> [PROMPT]:
Answer with one number only: the number of lines that include the word "időpontja".
* begin *
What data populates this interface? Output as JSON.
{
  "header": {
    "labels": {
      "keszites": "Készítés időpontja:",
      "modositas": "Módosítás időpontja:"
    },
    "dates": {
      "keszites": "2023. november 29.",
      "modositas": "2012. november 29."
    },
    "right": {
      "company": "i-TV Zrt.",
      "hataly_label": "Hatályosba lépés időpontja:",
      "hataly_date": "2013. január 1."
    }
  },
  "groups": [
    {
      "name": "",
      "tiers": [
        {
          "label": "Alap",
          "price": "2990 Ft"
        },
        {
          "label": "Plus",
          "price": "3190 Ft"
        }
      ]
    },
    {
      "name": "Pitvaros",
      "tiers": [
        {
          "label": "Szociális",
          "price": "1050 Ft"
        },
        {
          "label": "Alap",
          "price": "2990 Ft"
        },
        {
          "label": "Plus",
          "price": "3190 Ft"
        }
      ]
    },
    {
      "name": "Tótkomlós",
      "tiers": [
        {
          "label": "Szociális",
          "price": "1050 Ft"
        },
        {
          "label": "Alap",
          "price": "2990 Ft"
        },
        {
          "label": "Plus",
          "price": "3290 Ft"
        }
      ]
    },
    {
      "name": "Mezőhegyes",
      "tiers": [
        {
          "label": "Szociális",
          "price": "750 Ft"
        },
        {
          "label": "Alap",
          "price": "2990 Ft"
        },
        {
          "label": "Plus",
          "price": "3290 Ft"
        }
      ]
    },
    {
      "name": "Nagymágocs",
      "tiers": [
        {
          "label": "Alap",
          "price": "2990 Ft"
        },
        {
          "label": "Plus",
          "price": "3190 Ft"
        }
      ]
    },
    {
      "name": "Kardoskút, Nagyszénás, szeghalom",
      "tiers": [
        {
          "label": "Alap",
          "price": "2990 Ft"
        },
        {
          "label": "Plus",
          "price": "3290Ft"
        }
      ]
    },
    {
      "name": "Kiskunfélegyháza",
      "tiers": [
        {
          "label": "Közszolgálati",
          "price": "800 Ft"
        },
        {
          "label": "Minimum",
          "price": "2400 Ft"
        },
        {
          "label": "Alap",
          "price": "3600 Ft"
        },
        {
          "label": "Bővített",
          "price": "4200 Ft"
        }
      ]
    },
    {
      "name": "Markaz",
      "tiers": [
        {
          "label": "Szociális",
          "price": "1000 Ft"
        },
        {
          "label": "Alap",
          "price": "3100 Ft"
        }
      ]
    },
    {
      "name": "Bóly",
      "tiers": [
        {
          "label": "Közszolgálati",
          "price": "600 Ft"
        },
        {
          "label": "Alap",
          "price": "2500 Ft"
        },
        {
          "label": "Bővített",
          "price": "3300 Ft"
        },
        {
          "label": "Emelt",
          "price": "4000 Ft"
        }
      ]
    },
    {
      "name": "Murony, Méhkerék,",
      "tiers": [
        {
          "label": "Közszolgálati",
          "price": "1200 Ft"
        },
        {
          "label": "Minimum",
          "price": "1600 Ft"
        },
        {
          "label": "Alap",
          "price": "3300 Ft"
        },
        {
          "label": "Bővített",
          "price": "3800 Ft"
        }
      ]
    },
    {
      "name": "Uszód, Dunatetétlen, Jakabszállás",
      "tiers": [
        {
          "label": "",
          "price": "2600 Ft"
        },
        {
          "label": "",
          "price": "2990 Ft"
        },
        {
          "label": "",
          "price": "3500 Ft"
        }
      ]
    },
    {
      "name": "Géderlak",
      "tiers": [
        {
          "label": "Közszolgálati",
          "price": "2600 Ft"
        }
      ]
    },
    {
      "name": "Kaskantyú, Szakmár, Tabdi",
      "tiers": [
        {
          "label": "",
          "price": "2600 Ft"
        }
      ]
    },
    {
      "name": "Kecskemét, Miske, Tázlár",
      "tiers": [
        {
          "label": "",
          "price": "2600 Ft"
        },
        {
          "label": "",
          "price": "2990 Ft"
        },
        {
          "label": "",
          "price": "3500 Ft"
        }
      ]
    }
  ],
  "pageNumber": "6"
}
* end *
> [EXERCISE OUTPUT]:
3